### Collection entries
+===+
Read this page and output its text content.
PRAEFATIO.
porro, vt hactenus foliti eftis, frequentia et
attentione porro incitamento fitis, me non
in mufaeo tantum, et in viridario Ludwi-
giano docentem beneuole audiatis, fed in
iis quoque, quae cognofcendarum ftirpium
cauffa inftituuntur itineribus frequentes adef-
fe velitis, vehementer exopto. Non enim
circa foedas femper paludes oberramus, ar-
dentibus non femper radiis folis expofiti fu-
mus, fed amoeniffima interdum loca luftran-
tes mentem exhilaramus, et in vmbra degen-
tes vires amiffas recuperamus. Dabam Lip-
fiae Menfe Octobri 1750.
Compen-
+===+
### WHAT YOU WILL DO
Copy every line exactly. Leave nothing out.

### FINISHED ANSWER
Read this page and output its text content.
PRAEFATIO.
porro, vt hactenus foliti eftis, frequentia et
attentione porro incitamento fitis, me non
in mufaeo tantum, et in viridario Ludwi-
giano docentem beneuole audiatis, fed in
iis quoque, quae cognofcendarum ftirpium
cauffa inftituuntur itineribus frequentes adef-
fe velitis, vehementer exopto. Non enim
circa foedas femper paludes oberramus, ar-
dentibus non femper radiis folis expofiti fu-
mus, fed amoeniffima interdum loca luftran-
tes mentem exhilaramus, et in vmbra degen-
tes vires amiffas recuperamus. Dabam Lip-
fiae Menfe Octobri 1750.
Compen-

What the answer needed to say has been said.